### Records shown
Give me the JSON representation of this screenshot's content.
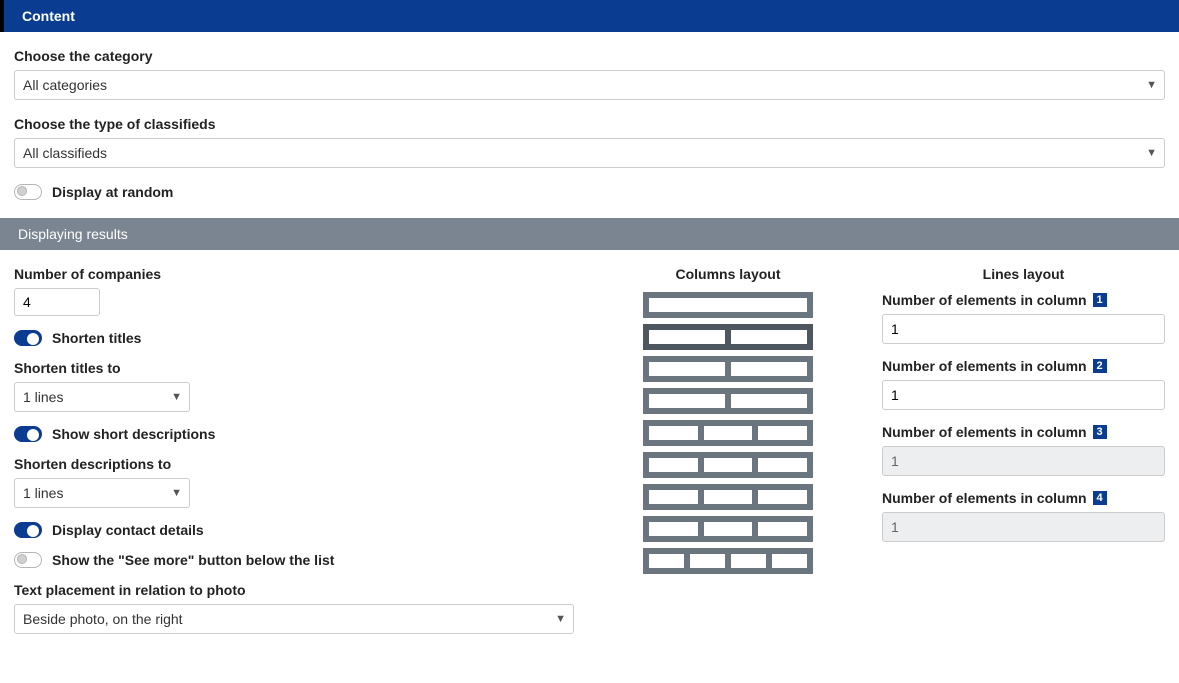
{
  "sections": {
    "content_header": "Content",
    "results_header": "Displaying results"
  },
  "content": {
    "category_label": "Choose the category",
    "category_value": "All categories",
    "classifieds_label": "Choose the type of classifieds",
    "classifieds_value": "All classifieds",
    "display_random_label": "Display at random",
    "display_random_on": false
  },
  "results": {
    "left": {
      "num_companies_label": "Number of companies",
      "num_companies_value": "4",
      "shorten_titles_label": "Shorten titles",
      "shorten_titles_on": true,
      "shorten_titles_to_label": "Shorten titles to",
      "shorten_titles_to_value": "1 lines",
      "show_short_desc_label": "Show short descriptions",
      "show_short_desc_on": true,
      "shorten_desc_to_label": "Shorten descriptions to",
      "shorten_desc_to_value": "1 lines",
      "display_contact_label": "Display contact details",
      "display_contact_on": true,
      "see_more_label": "Show the \"See more\" button below the list",
      "see_more_on": false,
      "text_placement_label": "Text placement in relation to photo",
      "text_placement_value": "Beside photo, on the right"
    },
    "center": {
      "title": "Columns layout",
      "options": [
        {
          "cols": 1,
          "selected": false
        },
        {
          "cols": 2,
          "selected": true
        },
        {
          "cols": 2,
          "selected": false
        },
        {
          "cols": 2,
          "selected": false
        },
        {
          "cols": 3,
          "selected": false
        },
        {
          "cols": 3,
          "selected": false
        },
        {
          "cols": 3,
          "selected": false
        },
        {
          "cols": 3,
          "selected": false
        },
        {
          "cols": 4,
          "selected": false
        }
      ]
    },
    "right": {
      "title": "Lines layout",
      "fields": [
        {
          "label": "Number of elements in column",
          "badge": "1",
          "value": "1",
          "disabled": false
        },
        {
          "label": "Number of elements in column",
          "badge": "2",
          "value": "1",
          "disabled": false
        },
        {
          "label": "Number of elements in column",
          "badge": "3",
          "value": "1",
          "disabled": true
        },
        {
          "label": "Number of elements in column",
          "badge": "4",
          "value": "1",
          "disabled": true
        }
      ]
    }
  }
}
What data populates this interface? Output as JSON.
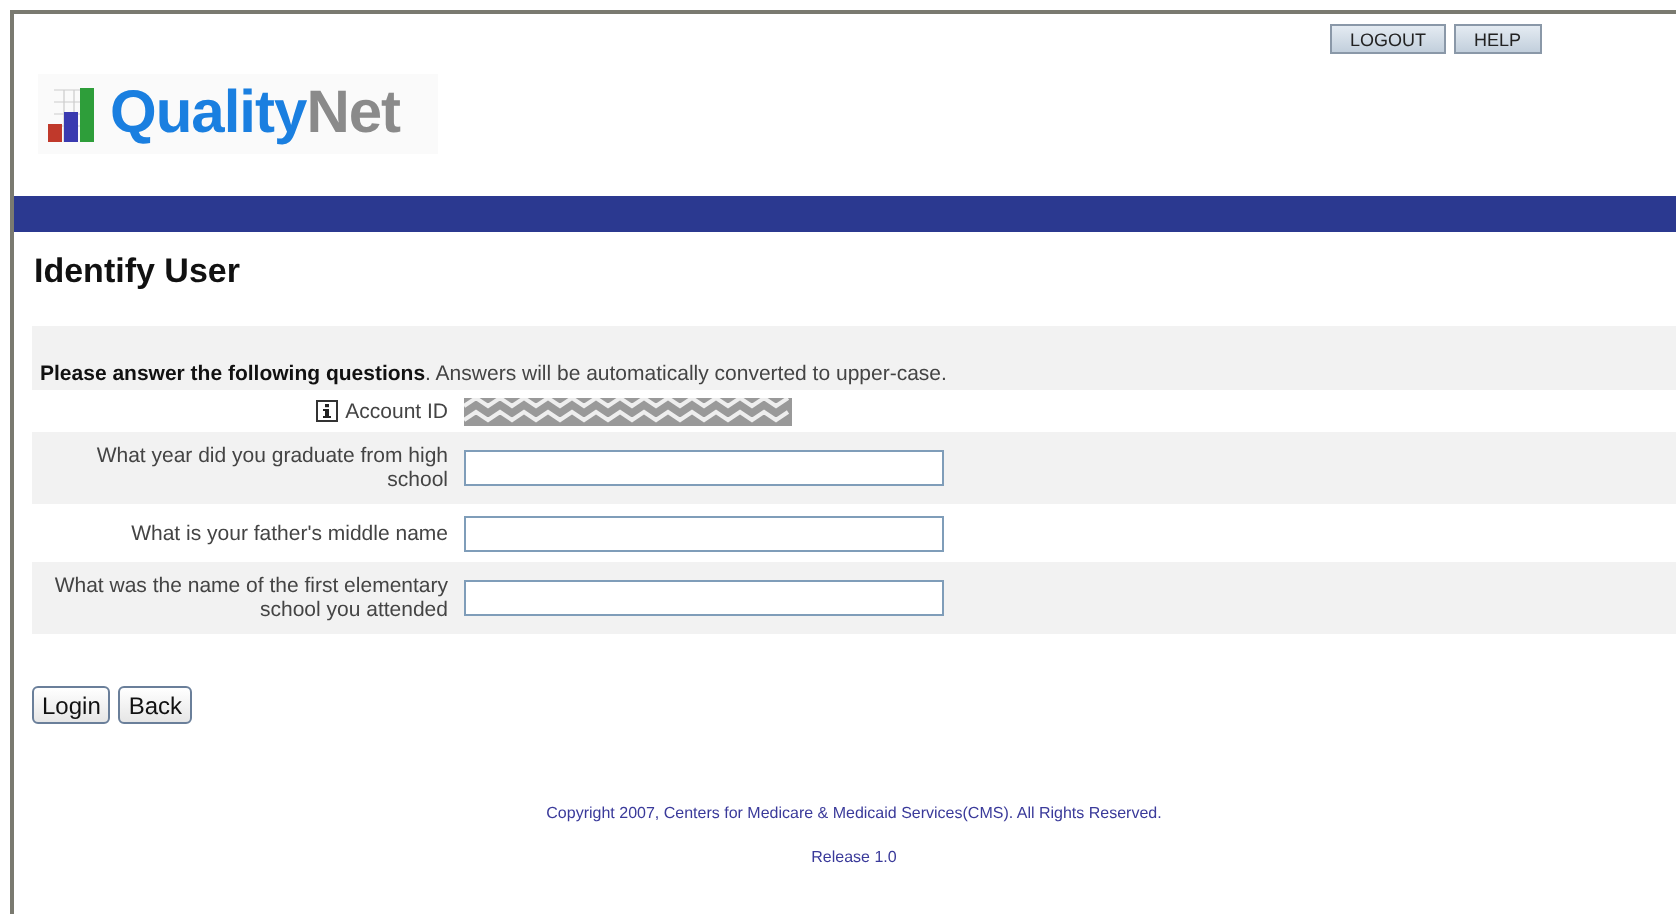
{
  "header_buttons": [
    "LOGOUT",
    "HELP"
  ],
  "logo": {
    "primary": "Quality",
    "secondary": "Net"
  },
  "page_title": "Identify User",
  "form": {
    "instruction": "**Please answer the following questions**. Answers will be automatically converted to upper-case.",
    "account_label": "Account ID",
    "questions": [
      {
        "label": "What year did you graduate from high school"
      },
      {
        "label": "What is your father's middle name"
      },
      {
        "label": "What was the name of the first elementary school you attended"
      }
    ]
  },
  "buttons": [
    "Login",
    "Back"
  ],
  "footer": {
    "copyright": "Copyright 2007, Centers for Medicare & Medicaid Services(CMS). All Rights Reserved.",
    "release": "Release 1.0"
  }
}
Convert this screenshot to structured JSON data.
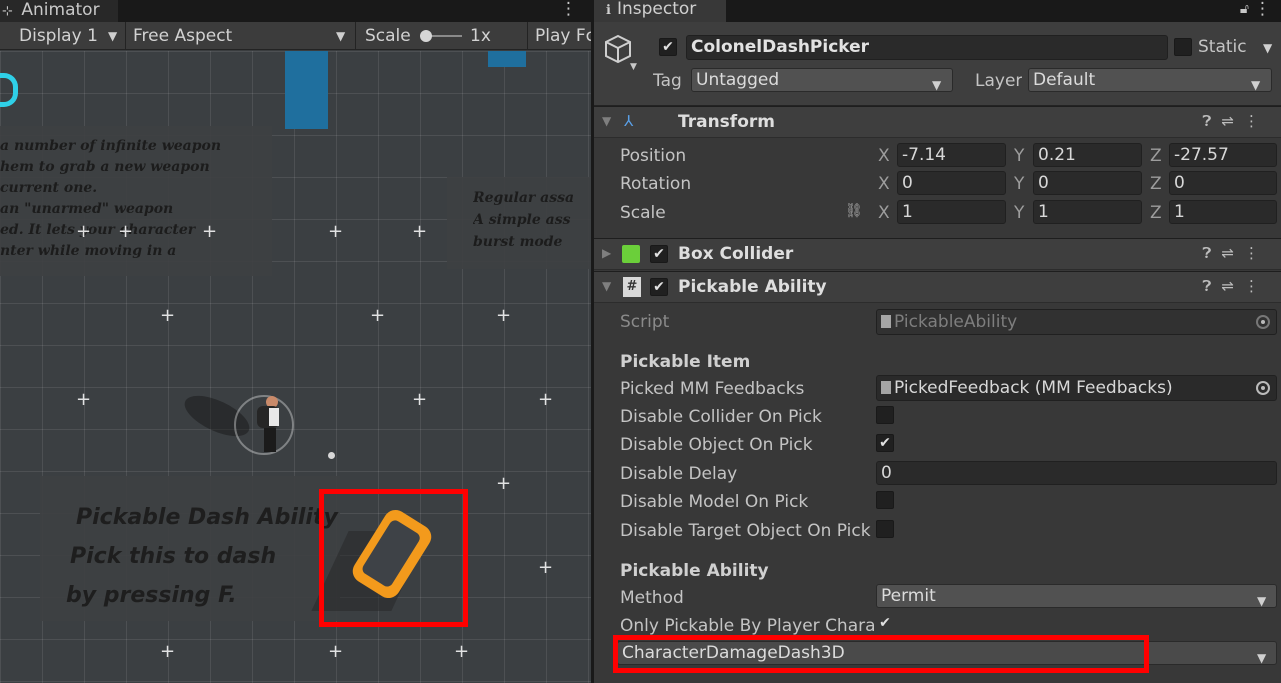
{
  "game": {
    "tab_title": "Animator",
    "toolbar": {
      "display": "Display 1",
      "aspect": "Free Aspect",
      "scale_label": "Scale",
      "scale_value": "1x",
      "play": "Play Fc"
    },
    "sign_top_left": [
      "a number of infinite weapon",
      "hem to grab a new weapon",
      "current one.",
      "an \"unarmed\" weapon",
      "ed. It lets your character",
      "nter while moving in a"
    ],
    "sign_top_right": [
      "Regular assa",
      "A simple ass",
      "burst mode"
    ],
    "sign_bottom": [
      "Pickable Dash Ability",
      "Pick this to dash",
      "by pressing F."
    ]
  },
  "inspector": {
    "tab_title": "Inspector",
    "object": {
      "name": "ColonelDashPicker",
      "active": true,
      "static_label": "Static",
      "tag_label": "Tag",
      "tag_value": "Untagged",
      "layer_label": "Layer",
      "layer_value": "Default"
    },
    "transform": {
      "title": "Transform",
      "rows": [
        {
          "label": "Position",
          "x": "-7.14",
          "y": "0.21",
          "z": "-27.57"
        },
        {
          "label": "Rotation",
          "x": "0",
          "y": "0",
          "z": "0"
        },
        {
          "label": "Scale",
          "x": "1",
          "y": "1",
          "z": "1"
        }
      ],
      "axis": {
        "x": "X",
        "y": "Y",
        "z": "Z"
      }
    },
    "box_collider": {
      "title": "Box Collider",
      "enabled": true
    },
    "pickable_ability": {
      "title": "Pickable Ability",
      "enabled": true,
      "script_label": "Script",
      "script_value": "PickableAbility",
      "section_item": "Pickable Item",
      "picked_feedbacks_label": "Picked MM Feedbacks",
      "picked_feedbacks_value": "PickedFeedback (MM Feedbacks)",
      "disable_collider_label": "Disable Collider On Pick",
      "disable_object_label": "Disable Object On Pick",
      "disable_delay_label": "Disable Delay",
      "disable_delay_value": "0",
      "disable_model_label": "Disable Model On Pick",
      "disable_target_label": "Disable Target Object On Pick",
      "section_ability": "Pickable Ability",
      "method_label": "Method",
      "method_value": "Permit",
      "only_player_label": "Only Pickable By Player Charac",
      "ability_value": "CharacterDamageDash3D"
    }
  },
  "colors": {
    "highlight": "#ff0000",
    "panel_bg": "#383838",
    "game_bg": "#3b3f42",
    "pickup_orange": "#f39a1c"
  }
}
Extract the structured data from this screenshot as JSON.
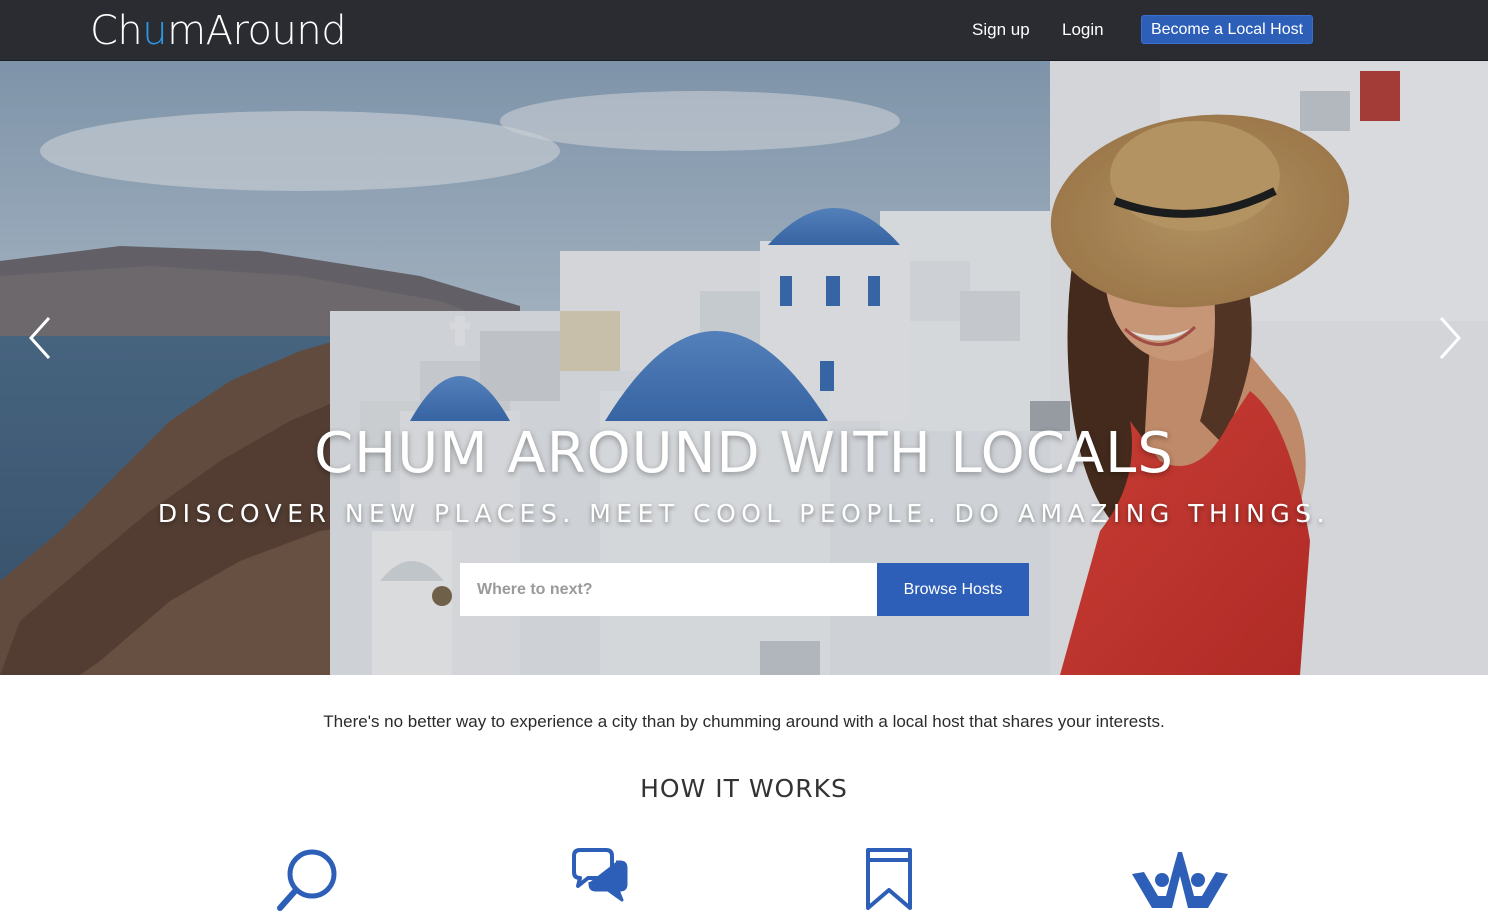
{
  "navbar": {
    "logo_prefix": "Ch",
    "logo_u": "u",
    "logo_suffix": "mAround",
    "signup_label": "Sign up",
    "login_label": "Login",
    "become_host_label": "Become a Local Host",
    "accent_color": "#2d5fb8",
    "logo_accent_color": "#2a97e6"
  },
  "hero": {
    "title": "CHUM AROUND WITH LOCALS",
    "subtitle": "DISCOVER NEW PLACES. MEET COOL PEOPLE. DO AMAZING THINGS.",
    "search_placeholder": "Where to next?",
    "search_value": "",
    "browse_label": "Browse Hosts",
    "prev_icon": "chevron-left-icon",
    "next_icon": "chevron-right-icon"
  },
  "intro": {
    "text": "There's no better way to experience a city than by chumming around with a local host that shares your interests."
  },
  "how_it_works": {
    "title": "HOW IT WORKS",
    "steps": [
      {
        "icon": "search-icon"
      },
      {
        "icon": "chat-bubbles-icon"
      },
      {
        "icon": "bookmark-icon"
      },
      {
        "icon": "people-celebrate-icon"
      }
    ],
    "icon_color": "#2d5fb8"
  }
}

### Do this
Report how many lines above hold the string "questions", giving nothing but the number.

### Written response
2